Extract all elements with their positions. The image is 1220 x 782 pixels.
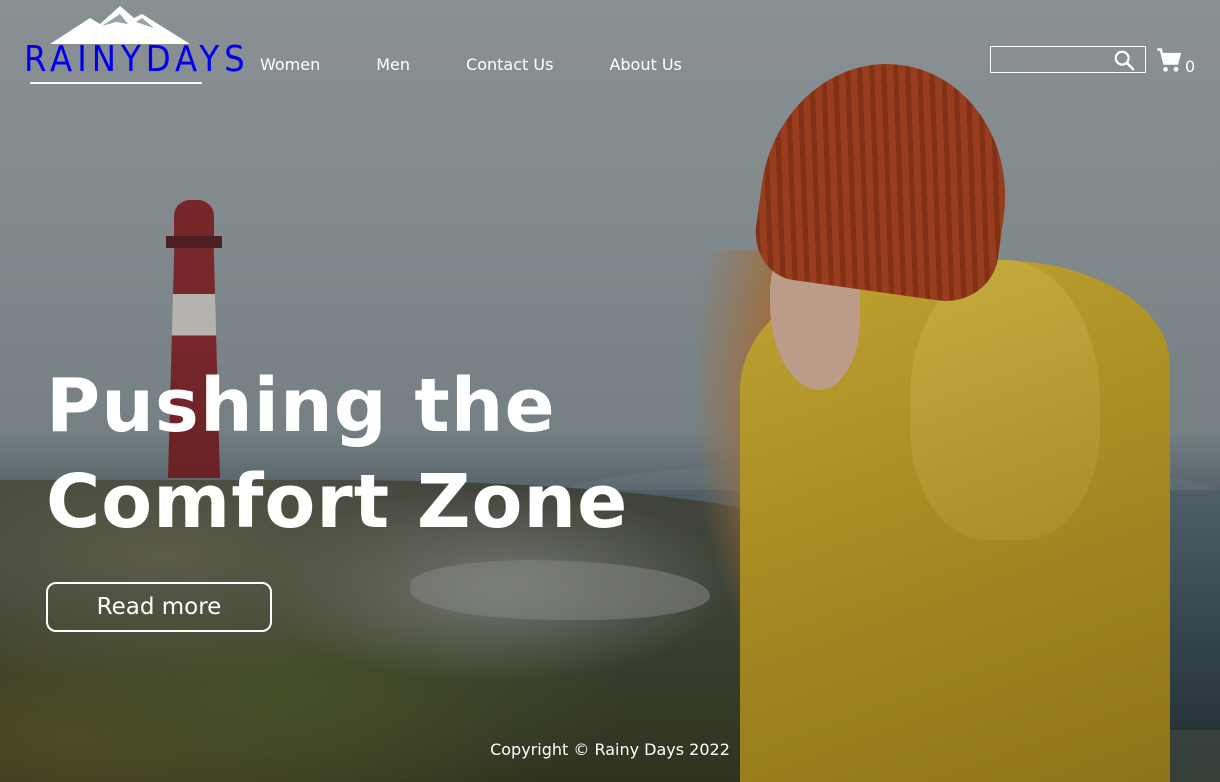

---

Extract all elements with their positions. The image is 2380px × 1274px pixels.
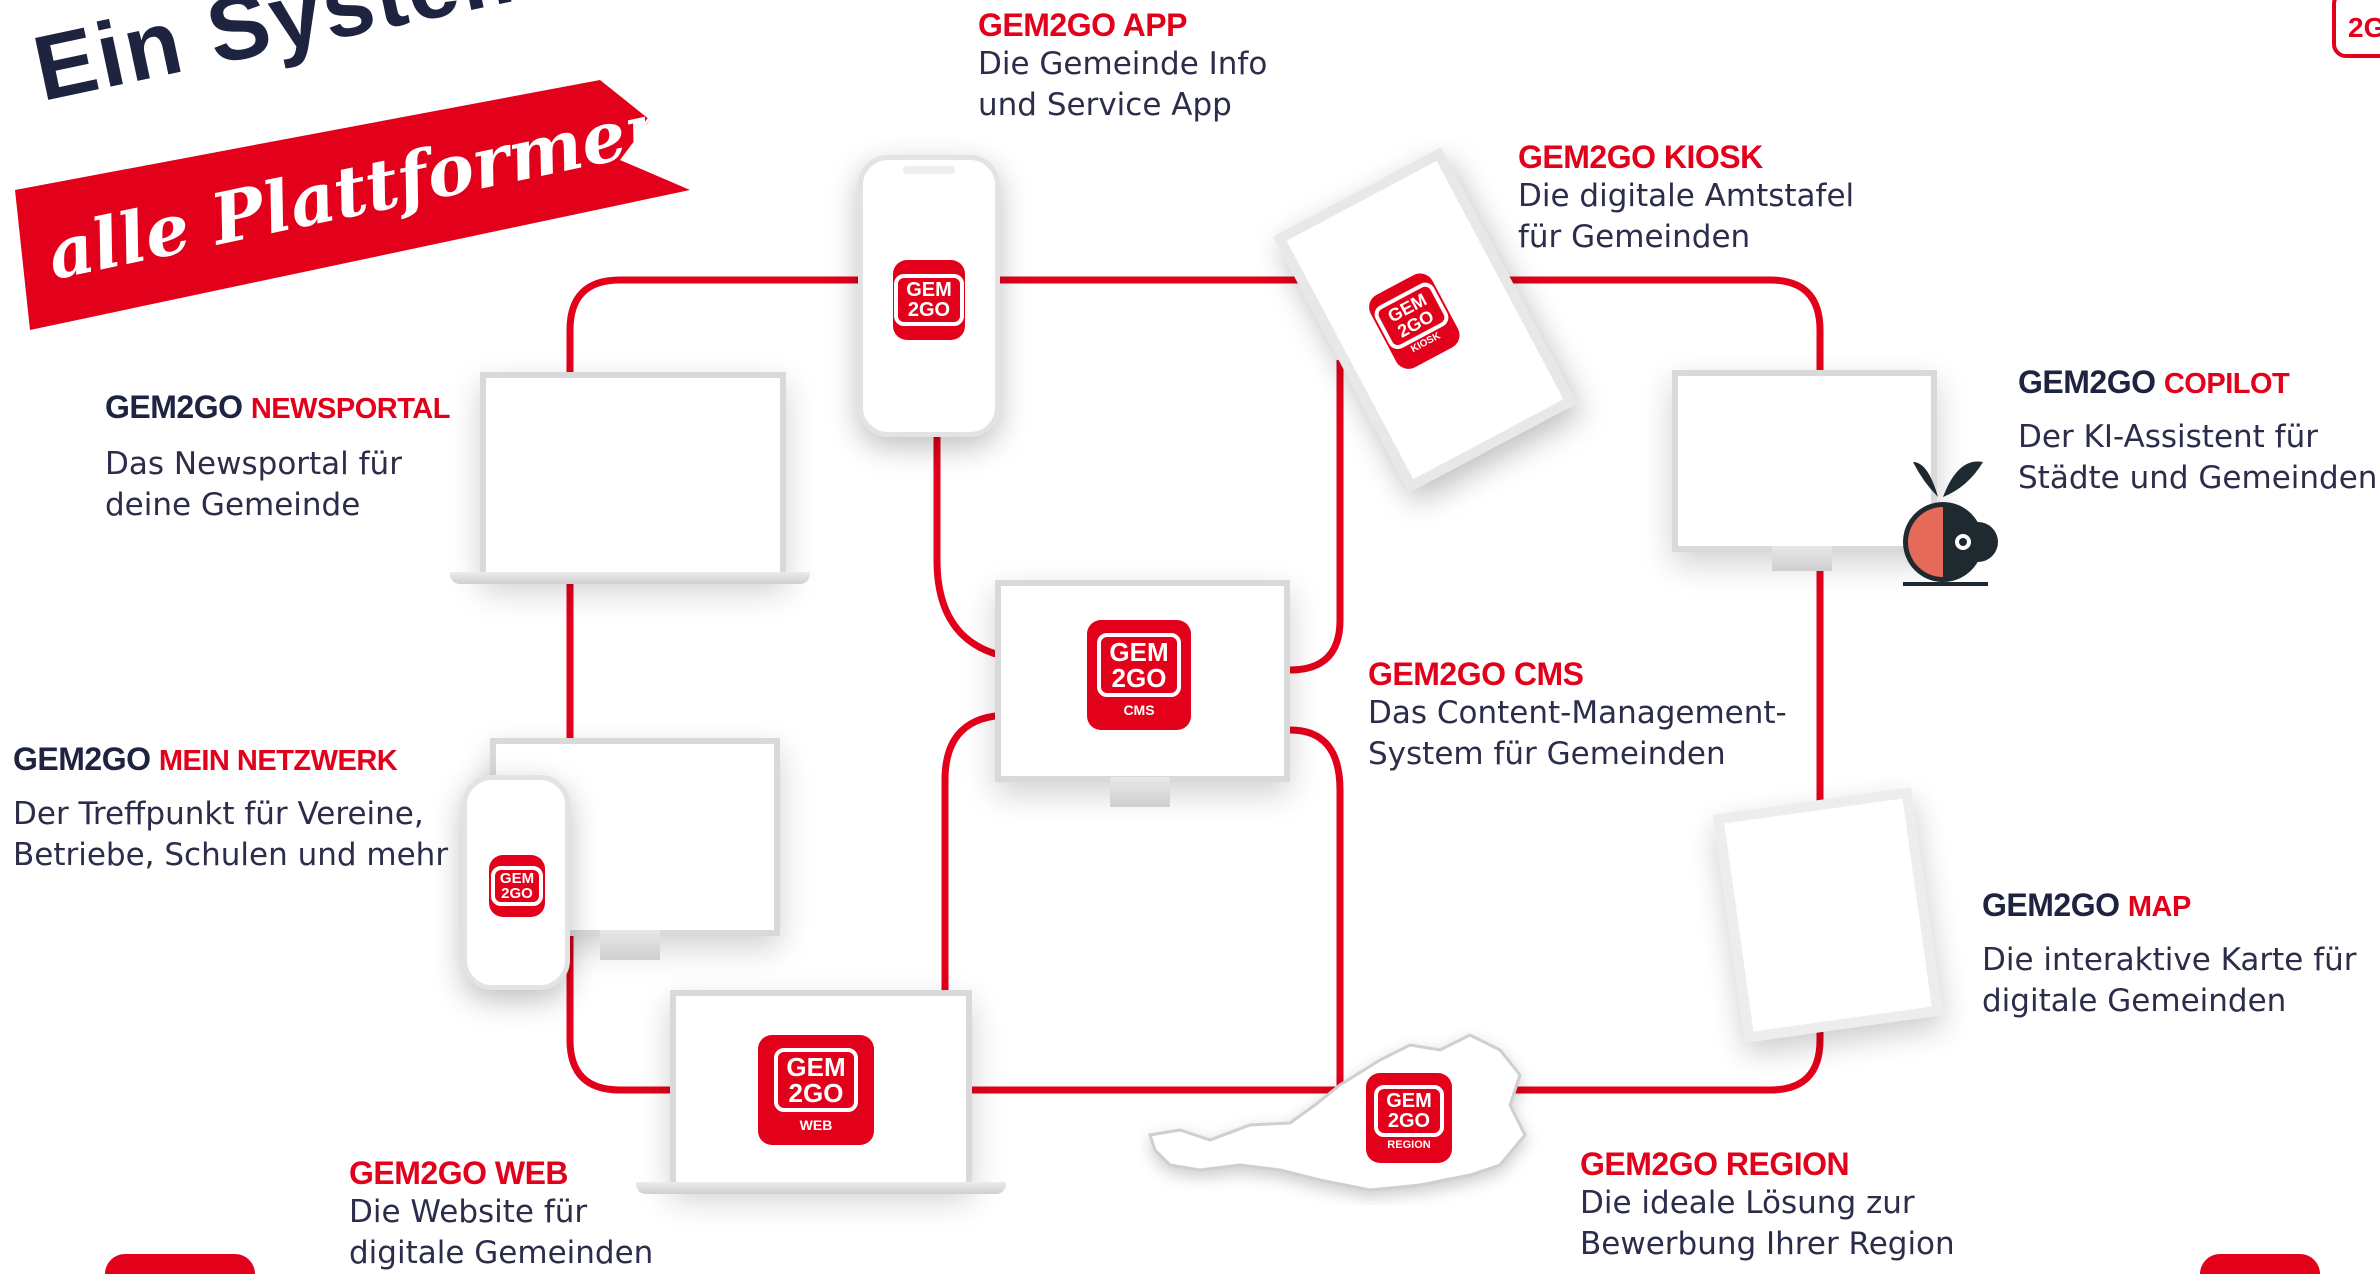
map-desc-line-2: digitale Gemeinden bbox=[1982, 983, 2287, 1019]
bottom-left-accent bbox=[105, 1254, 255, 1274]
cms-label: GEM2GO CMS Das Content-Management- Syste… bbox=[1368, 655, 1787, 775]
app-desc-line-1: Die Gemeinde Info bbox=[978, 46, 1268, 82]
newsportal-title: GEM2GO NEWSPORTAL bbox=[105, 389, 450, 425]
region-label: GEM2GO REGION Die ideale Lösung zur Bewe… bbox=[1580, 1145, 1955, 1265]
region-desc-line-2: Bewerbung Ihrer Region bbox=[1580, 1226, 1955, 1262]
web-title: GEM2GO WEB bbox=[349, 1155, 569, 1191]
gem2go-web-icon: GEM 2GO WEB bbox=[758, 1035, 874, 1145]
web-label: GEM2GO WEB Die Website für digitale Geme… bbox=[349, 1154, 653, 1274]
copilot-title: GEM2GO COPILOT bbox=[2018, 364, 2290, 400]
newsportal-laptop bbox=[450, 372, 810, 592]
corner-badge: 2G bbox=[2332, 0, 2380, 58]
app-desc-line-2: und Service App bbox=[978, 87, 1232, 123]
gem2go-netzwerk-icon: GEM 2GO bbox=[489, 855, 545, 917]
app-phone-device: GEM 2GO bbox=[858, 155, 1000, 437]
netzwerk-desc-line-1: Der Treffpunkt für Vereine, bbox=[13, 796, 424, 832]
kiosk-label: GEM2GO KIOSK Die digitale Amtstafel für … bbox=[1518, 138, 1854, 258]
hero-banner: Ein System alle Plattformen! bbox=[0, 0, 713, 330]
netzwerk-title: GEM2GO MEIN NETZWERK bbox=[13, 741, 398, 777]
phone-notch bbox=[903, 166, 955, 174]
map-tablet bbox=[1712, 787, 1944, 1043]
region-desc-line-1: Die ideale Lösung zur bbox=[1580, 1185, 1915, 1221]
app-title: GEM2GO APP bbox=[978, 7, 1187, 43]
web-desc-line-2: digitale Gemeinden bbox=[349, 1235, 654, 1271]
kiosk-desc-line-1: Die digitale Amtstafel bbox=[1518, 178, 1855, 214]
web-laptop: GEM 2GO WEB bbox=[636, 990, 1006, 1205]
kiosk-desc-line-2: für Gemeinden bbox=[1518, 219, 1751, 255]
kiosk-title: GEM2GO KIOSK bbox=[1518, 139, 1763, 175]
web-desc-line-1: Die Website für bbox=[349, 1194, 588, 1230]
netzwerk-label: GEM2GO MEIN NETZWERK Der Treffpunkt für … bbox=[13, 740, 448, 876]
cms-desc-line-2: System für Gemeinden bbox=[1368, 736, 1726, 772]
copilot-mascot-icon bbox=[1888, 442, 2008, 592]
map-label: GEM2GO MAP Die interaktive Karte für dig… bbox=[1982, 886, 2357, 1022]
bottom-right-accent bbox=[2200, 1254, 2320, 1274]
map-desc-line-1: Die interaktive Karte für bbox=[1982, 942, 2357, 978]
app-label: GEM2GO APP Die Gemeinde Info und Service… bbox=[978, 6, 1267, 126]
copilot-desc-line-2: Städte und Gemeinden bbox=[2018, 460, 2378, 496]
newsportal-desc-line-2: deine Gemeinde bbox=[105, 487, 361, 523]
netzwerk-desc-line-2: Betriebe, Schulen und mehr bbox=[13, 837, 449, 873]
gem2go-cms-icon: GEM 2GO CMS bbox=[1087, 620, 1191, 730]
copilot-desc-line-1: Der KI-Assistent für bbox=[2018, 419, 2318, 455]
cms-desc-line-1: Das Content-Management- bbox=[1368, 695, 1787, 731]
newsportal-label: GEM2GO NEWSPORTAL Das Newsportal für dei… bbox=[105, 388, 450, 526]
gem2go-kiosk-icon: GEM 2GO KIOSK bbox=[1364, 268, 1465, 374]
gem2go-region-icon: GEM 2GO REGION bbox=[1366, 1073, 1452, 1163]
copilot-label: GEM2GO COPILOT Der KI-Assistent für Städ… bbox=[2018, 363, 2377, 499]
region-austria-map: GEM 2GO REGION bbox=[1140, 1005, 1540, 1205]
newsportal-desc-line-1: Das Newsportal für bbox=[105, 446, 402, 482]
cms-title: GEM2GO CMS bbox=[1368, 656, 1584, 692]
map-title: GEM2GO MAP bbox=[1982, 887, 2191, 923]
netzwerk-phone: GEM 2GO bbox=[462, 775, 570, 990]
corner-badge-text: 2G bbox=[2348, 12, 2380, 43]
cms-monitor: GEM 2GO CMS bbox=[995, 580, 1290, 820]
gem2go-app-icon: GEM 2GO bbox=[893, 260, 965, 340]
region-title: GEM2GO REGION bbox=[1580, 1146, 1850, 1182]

* * *

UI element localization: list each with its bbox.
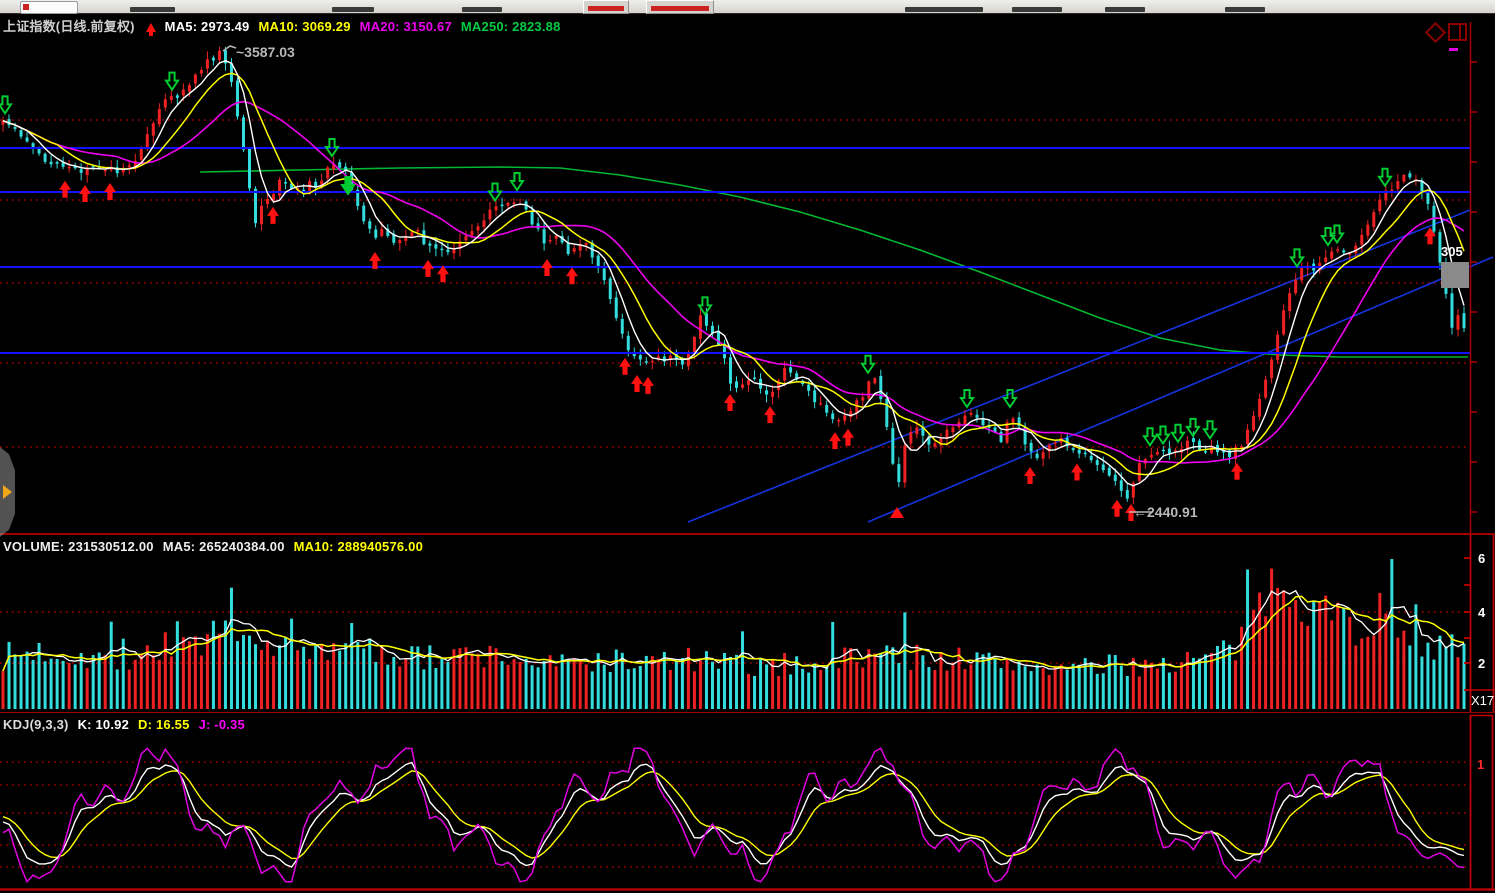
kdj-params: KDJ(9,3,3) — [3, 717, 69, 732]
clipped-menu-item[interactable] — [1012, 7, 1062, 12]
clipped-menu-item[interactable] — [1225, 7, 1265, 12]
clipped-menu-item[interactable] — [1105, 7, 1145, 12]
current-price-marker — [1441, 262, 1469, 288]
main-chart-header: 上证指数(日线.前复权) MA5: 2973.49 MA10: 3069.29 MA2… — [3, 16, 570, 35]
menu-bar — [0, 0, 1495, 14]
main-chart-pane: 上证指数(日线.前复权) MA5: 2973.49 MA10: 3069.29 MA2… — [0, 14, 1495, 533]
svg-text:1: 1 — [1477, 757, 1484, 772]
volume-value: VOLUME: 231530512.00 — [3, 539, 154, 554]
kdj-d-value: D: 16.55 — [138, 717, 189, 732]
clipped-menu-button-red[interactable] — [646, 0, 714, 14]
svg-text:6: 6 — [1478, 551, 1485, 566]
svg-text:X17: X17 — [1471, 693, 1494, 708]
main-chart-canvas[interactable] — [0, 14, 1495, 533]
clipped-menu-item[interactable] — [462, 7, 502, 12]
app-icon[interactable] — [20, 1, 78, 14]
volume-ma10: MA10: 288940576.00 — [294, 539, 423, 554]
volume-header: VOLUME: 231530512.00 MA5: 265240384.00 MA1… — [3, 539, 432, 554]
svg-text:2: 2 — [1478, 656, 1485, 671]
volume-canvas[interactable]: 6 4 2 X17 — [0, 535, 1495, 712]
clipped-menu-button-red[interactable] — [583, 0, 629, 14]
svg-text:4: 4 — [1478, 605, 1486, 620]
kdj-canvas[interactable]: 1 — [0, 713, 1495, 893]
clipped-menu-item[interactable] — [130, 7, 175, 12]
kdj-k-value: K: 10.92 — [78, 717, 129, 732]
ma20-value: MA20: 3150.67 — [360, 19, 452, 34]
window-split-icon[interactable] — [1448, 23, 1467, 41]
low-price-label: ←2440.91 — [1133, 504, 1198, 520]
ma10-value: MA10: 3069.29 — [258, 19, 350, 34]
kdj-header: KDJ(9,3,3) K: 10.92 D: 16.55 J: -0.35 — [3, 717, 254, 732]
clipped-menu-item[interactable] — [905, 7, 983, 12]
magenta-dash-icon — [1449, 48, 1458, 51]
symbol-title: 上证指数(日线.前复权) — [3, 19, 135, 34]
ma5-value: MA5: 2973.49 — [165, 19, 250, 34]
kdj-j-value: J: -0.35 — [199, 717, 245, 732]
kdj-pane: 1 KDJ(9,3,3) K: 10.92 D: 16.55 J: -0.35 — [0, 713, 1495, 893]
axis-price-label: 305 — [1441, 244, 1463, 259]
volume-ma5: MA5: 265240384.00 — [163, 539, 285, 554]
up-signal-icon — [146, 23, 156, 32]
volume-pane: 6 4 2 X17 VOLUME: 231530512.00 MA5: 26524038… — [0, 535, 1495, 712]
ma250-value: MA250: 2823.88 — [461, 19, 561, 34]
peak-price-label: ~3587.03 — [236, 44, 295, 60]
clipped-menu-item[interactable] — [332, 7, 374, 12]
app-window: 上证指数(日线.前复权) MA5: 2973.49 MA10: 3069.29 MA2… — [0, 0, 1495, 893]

YOUR INSTRUCTIONS:
In how many lines of the entries above does the word "their" appear, with case counting? Reply with the number alone.

ANSWER TO THIS PROBLEM:
2